YOUR TASK> Repeat the entries below exactly as they appear, with no pictures.

DATASET RECORDS>
╔══

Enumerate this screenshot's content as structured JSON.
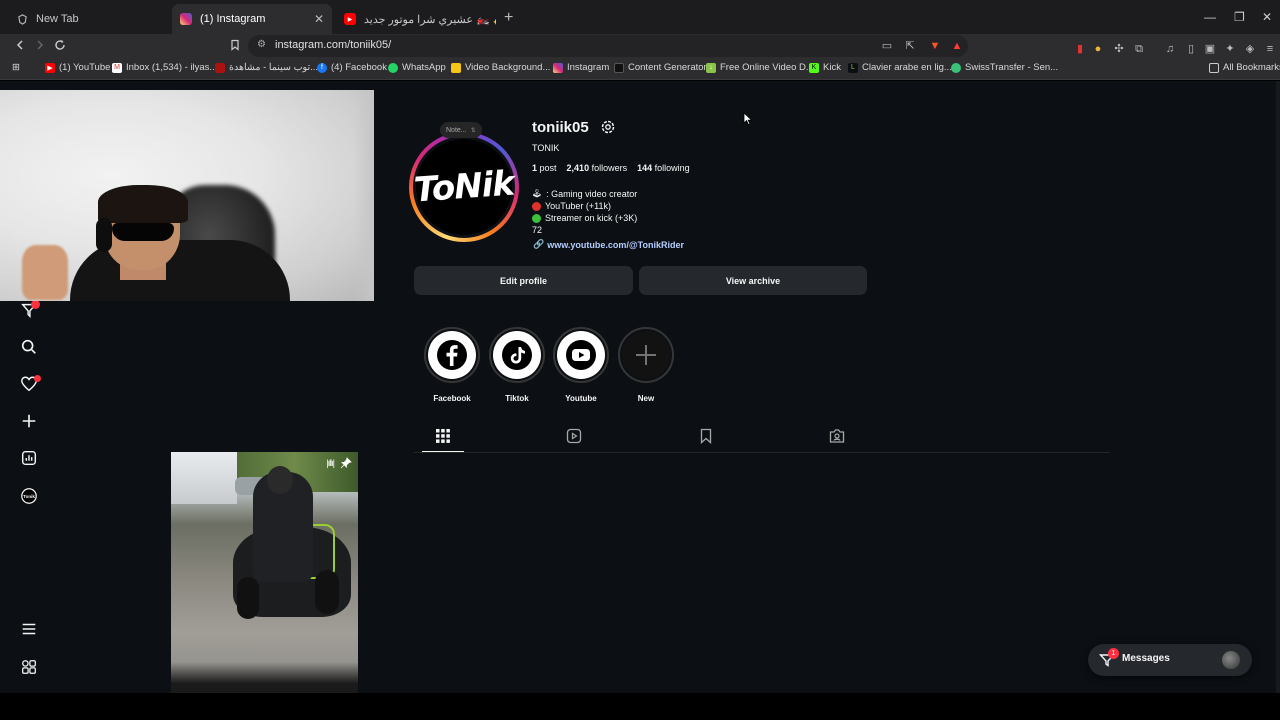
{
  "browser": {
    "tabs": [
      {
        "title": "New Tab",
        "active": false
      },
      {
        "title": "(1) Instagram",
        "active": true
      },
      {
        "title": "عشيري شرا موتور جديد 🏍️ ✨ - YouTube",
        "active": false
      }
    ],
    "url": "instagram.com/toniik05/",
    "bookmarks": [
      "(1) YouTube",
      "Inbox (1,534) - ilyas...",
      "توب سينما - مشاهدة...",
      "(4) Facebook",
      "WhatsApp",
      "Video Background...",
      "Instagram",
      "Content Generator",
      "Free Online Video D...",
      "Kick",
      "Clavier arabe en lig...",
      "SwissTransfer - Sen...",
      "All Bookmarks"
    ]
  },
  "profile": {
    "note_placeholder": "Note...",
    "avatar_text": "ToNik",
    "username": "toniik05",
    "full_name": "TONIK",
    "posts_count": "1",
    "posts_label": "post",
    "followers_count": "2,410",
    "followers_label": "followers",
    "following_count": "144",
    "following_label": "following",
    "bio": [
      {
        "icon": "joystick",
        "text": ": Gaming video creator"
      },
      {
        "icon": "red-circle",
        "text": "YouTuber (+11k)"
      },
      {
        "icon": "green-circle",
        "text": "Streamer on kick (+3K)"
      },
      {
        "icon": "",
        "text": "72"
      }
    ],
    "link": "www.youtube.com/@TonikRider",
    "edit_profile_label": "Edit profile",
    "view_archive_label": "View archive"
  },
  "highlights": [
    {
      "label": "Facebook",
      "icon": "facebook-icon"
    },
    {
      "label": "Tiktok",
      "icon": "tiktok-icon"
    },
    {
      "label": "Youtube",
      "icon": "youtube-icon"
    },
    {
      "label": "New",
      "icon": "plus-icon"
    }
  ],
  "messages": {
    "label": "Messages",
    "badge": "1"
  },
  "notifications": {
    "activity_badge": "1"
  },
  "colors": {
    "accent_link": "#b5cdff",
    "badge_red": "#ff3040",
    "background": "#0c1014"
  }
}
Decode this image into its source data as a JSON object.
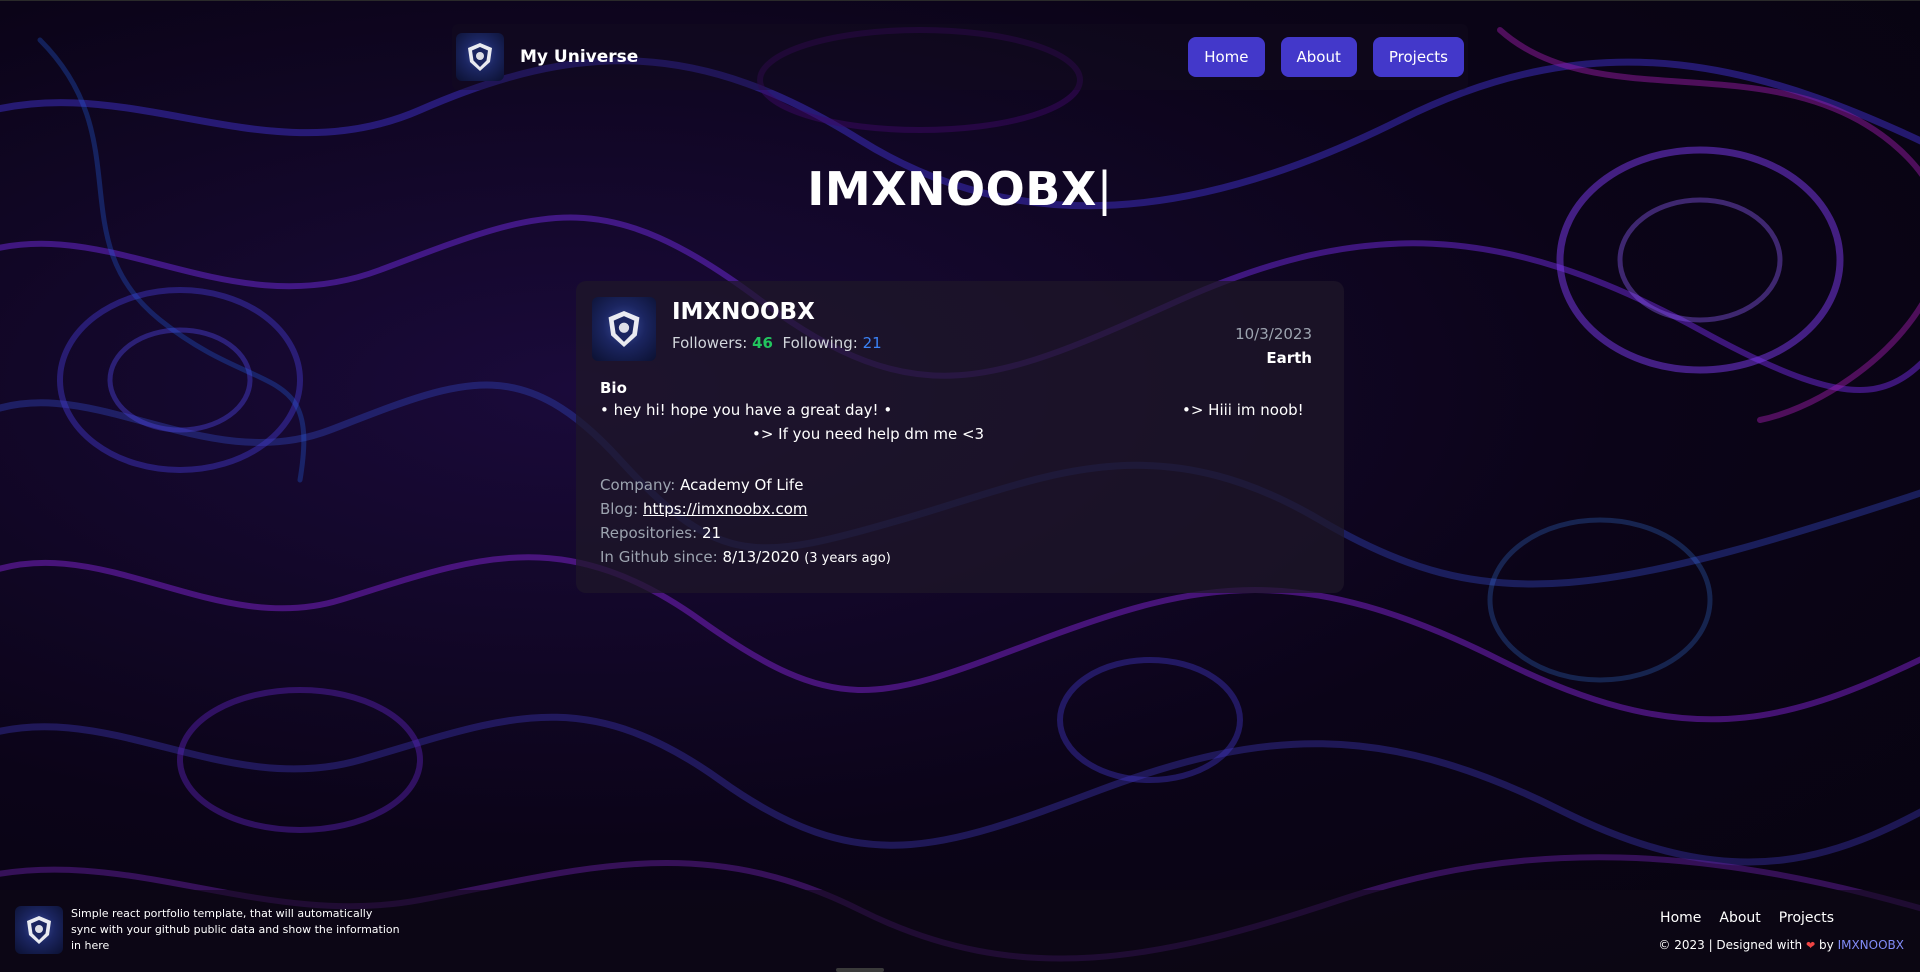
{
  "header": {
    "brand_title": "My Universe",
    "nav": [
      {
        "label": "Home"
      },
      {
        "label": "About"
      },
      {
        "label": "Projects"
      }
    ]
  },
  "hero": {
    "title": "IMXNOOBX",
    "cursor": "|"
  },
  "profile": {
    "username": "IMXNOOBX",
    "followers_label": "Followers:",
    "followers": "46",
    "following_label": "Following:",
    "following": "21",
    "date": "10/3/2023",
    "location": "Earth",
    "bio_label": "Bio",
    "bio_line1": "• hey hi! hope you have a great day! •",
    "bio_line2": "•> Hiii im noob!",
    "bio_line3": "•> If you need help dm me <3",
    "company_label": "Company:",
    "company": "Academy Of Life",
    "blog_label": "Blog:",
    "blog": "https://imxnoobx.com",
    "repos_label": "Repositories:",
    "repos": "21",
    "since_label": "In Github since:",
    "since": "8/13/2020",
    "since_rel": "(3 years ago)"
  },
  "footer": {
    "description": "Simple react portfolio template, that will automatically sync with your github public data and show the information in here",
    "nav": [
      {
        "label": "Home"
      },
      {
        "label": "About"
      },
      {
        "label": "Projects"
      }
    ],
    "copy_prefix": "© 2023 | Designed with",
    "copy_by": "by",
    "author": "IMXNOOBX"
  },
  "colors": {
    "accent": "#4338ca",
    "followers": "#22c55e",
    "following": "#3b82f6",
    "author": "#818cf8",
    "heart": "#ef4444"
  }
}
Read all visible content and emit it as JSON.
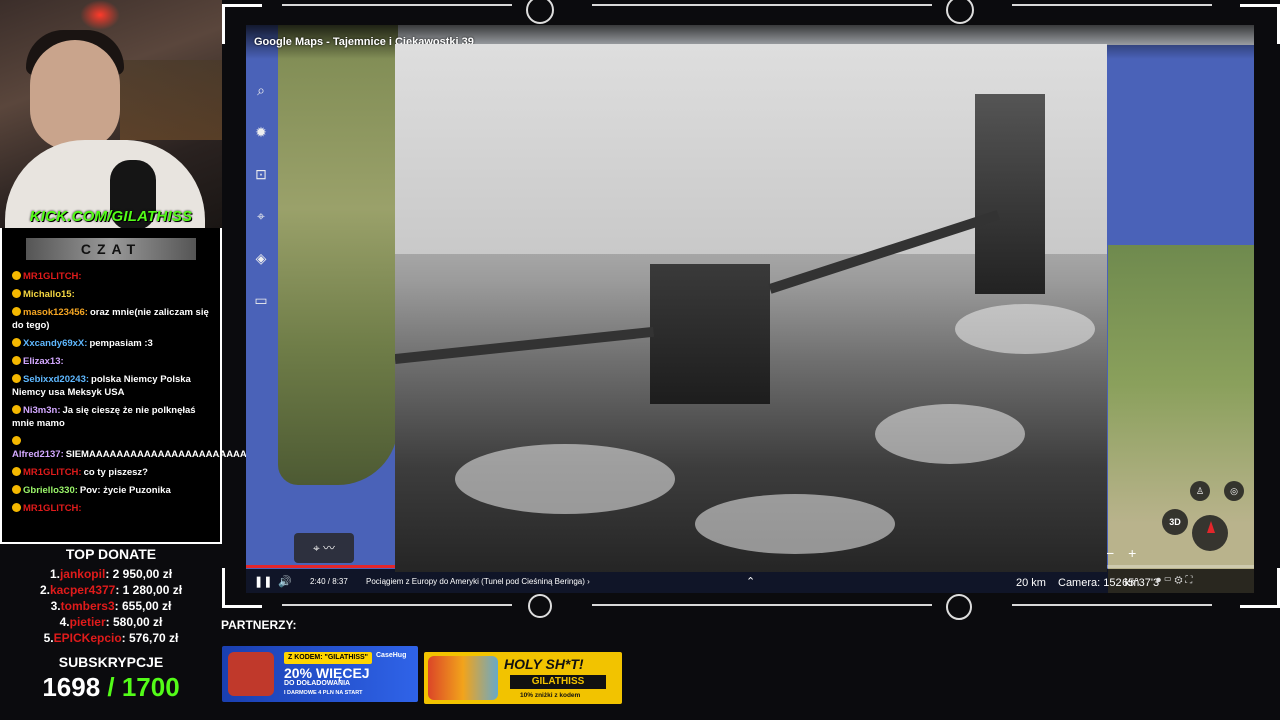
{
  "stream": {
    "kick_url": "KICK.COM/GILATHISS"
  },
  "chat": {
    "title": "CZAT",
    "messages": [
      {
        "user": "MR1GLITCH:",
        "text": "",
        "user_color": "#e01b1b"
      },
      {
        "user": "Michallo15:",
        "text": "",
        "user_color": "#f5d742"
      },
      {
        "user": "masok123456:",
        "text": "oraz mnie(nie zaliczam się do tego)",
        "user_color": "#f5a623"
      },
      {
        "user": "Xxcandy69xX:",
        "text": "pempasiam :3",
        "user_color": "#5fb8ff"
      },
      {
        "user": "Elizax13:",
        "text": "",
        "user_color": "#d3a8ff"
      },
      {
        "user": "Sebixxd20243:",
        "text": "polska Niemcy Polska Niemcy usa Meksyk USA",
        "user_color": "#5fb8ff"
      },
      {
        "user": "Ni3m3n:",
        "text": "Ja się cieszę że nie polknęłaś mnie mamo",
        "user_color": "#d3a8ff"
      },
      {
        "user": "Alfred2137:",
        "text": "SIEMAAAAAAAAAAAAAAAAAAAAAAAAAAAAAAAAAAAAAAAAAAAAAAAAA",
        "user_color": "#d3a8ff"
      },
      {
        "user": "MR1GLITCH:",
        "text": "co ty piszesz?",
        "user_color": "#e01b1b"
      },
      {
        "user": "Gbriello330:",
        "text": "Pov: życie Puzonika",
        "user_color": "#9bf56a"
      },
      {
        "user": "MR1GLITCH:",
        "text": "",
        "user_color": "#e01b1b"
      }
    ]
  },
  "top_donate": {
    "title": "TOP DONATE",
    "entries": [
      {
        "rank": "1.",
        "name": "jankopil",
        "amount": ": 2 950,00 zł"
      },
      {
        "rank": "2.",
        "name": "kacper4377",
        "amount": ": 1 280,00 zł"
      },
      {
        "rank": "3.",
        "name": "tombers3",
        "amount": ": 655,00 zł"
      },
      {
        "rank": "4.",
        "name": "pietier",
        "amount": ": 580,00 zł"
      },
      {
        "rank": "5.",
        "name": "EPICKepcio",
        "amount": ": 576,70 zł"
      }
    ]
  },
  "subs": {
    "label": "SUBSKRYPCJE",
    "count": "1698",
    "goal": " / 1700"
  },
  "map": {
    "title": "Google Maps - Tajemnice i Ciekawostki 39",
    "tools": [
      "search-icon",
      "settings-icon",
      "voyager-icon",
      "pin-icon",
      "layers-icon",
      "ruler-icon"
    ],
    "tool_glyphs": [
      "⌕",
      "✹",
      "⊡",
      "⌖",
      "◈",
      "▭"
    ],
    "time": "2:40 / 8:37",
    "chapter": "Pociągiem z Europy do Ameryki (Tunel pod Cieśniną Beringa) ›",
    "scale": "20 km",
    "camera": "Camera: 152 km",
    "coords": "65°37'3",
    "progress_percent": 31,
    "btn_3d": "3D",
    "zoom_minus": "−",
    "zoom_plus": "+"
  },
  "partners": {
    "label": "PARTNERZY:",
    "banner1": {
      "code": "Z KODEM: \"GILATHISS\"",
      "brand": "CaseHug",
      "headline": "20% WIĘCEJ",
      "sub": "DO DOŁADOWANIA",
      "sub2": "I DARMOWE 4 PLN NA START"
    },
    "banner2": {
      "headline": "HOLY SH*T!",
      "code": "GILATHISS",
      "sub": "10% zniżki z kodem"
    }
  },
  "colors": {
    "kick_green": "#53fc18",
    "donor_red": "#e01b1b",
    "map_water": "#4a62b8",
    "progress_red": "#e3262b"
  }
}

╚══

REPLY TO THE EXERCISE>
Enumerate this screenshot's content as structured JSON.
{
  "browser": {
    "tabs": [
      {
        "title": "New Tab",
        "active": false
      },
      {
        "title": "(1) Instagram",
        "active": true
      },
      {
        "title": "عشيري شرا موتور جديد 🏍️ ✨ - YouTube",
        "active": false
      }
    ],
    "url": "instagram.com/toniik05/",
    "bookmarks": [
      "(1) YouTube",
      "Inbox (1,534) - ilyas...",
      "توب سينما - مشاهدة...",
      "(4) Facebook",
      "WhatsApp",
      "Video Background...",
      "Instagram",
      "Content Generator",
      "Free Online Video D...",
      "Kick",
      "Clavier arabe en lig...",
      "SwissTransfer - Sen...",
      "All Bookmarks"
    ]
  },
  "profile": {
    "note_placeholder": "Note...",
    "avatar_text": "ToNik",
    "username": "toniik05",
    "full_name": "TONIK",
    "posts_count": "1",
    "posts_label": "post",
    "followers_count": "2,410",
    "followers_label": "followers",
    "following_count": "144",
    "following_label": "following",
    "bio": [
      {
        "icon": "joystick",
        "text": ": Gaming video creator"
      },
      {
        "icon": "red-circle",
        "text": "YouTuber (+11k)"
      },
      {
        "icon": "green-circle",
        "text": "Streamer on kick (+3K)"
      },
      {
        "icon": "",
        "text": "72"
      }
    ],
    "link": "www.youtube.com/@TonikRider",
    "edit_profile_label": "Edit profile",
    "view_archive_label": "View archive"
  },
  "highlights": [
    {
      "label": "Facebook",
      "icon": "facebook-icon"
    },
    {
      "label": "Tiktok",
      "icon": "tiktok-icon"
    },
    {
      "label": "Youtube",
      "icon": "youtube-icon"
    },
    {
      "label": "New",
      "icon": "plus-icon"
    }
  ],
  "messages": {
    "label": "Messages",
    "badge": "1"
  },
  "notifications": {
    "activity_badge": "1"
  },
  "colors": {
    "accent_link": "#b5cdff",
    "badge_red": "#ff3040",
    "background": "#0c1014"
  }
}
Decode this image into its source data as a JSON object.
{
  "header": {
    "brand_title": "My Universe",
    "nav": [
      {
        "label": "Home"
      },
      {
        "label": "About"
      },
      {
        "label": "Projects"
      }
    ]
  },
  "hero": {
    "title": "IMXNOOBX",
    "cursor": "|"
  },
  "profile": {
    "username": "IMXNOOBX",
    "followers_label": "Followers:",
    "followers": "46",
    "following_label": "Following:",
    "following": "21",
    "date": "10/3/2023",
    "location": "Earth",
    "bio_label": "Bio",
    "bio_line1": "• hey hi! hope you have a great day! •",
    "bio_line2": "•> Hiii im noob!",
    "bio_line3": "•> If you need help dm me <3",
    "company_label": "Company:",
    "company": "Academy Of Life",
    "blog_label": "Blog:",
    "blog": "https://imxnoobx.com",
    "repos_label": "Repositories:",
    "repos": "21",
    "since_label": "In Github since:",
    "since": "8/13/2020",
    "since_rel": "(3 years ago)"
  },
  "footer": {
    "description": "Simple react portfolio template, that will automatically sync with your github public data and show the information in here",
    "nav": [
      {
        "label": "Home"
      },
      {
        "label": "About"
      },
      {
        "label": "Projects"
      }
    ],
    "copy_prefix": "© 2023 | Designed with",
    "copy_by": "by",
    "author": "IMXNOOBX"
  },
  "colors": {
    "accent": "#4338ca",
    "followers": "#22c55e",
    "following": "#3b82f6",
    "author": "#818cf8",
    "heart": "#ef4444"
  }
}
Read all visible content and emit it as JSON.
{
  "stream": {
    "kick_url": "KICK.COM/GILATHISS"
  },
  "chat": {
    "title": "CZAT",
    "messages": [
      {
        "user": "MR1GLITCH:",
        "text": "",
        "user_color": "#e01b1b"
      },
      {
        "user": "Michallo15:",
        "text": "",
        "user_color": "#f5d742"
      },
      {
        "user": "masok123456:",
        "text": "oraz mnie(nie zaliczam się do tego)",
        "user_color": "#f5a623"
      },
      {
        "user": "Xxcandy69xX:",
        "text": "pempasiam :3",
        "user_color": "#5fb8ff"
      },
      {
        "user": "Elizax13:",
        "text": "",
        "user_color": "#d3a8ff"
      },
      {
        "user": "Sebixxd20243:",
        "text": "polska Niemcy Polska Niemcy usa Meksyk USA",
        "user_color": "#5fb8ff"
      },
      {
        "user": "Ni3m3n:",
        "text": "Ja się cieszę że nie polknęłaś mnie mamo",
        "user_color": "#d3a8ff"
      },
      {
        "user": "Alfred2137:",
        "text": "SIEMAAAAAAAAAAAAAAAAAAAAAAAAAAAAAAAAAAAAAAAAAAAAAAAAA",
        "user_color": "#d3a8ff"
      },
      {
        "user": "MR1GLITCH:",
        "text": "co ty piszesz?",
        "user_color": "#e01b1b"
      },
      {
        "user": "Gbriello330:",
        "text": "Pov: życie Puzonika",
        "user_color": "#9bf56a"
      },
      {
        "user": "MR1GLITCH:",
        "text": "",
        "user_color": "#e01b1b"
      }
    ]
  },
  "top_donate": {
    "title": "TOP DONATE",
    "entries": [
      {
        "rank": "1.",
        "name": "jankopil",
        "amount": ": 2 950,00 zł"
      },
      {
        "rank": "2.",
        "name": "kacper4377",
        "amount": ": 1 280,00 zł"
      },
      {
        "rank": "3.",
        "name": "tombers3",
        "amount": ": 655,00 zł"
      },
      {
        "rank": "4.",
        "name": "pietier",
        "amount": ": 580,00 zł"
      },
      {
        "rank": "5.",
        "name": "EPICKepcio",
        "amount": ": 576,70 zł"
      }
    ]
  },
  "subs": {
    "label": "SUBSKRYPCJE",
    "count": "1698",
    "goal": " / 1700"
  },
  "map": {
    "title": "Google Maps - Tajemnice i Ciekawostki 39",
    "tools": [
      "search-icon",
      "settings-icon",
      "voyager-icon",
      "pin-icon",
      "layers-icon",
      "ruler-icon"
    ],
    "tool_glyphs": [
      "⌕",
      "✹",
      "⊡",
      "⌖",
      "◈",
      "▭"
    ],
    "time": "2:40 / 8:37",
    "chapter": "Pociągiem z Europy do Ameryki (Tunel pod Cieśniną Beringa) ›",
    "scale": "20 km",
    "camera": "Camera: 152 km",
    "coords": "65°37'3",
    "progress_percent": 31,
    "btn_3d": "3D",
    "zoom_minus": "−",
    "zoom_plus": "+"
  },
  "partners": {
    "label": "PARTNERZY:",
    "banner1": {
      "code": "Z KODEM: \"GILATHISS\"",
      "brand": "CaseHug",
      "headline": "20% WIĘCEJ",
      "sub": "DO DOŁADOWANIA",
      "sub2": "I DARMOWE 4 PLN NA START"
    },
    "banner2": {
      "headline": "HOLY SH*T!",
      "code": "GILATHISS",
      "sub": "10% zniżki z kodem"
    }
  },
  "colors": {
    "kick_green": "#53fc18",
    "donor_red": "#e01b1b",
    "map_water": "#4a62b8",
    "progress_red": "#e3262b"
  }
}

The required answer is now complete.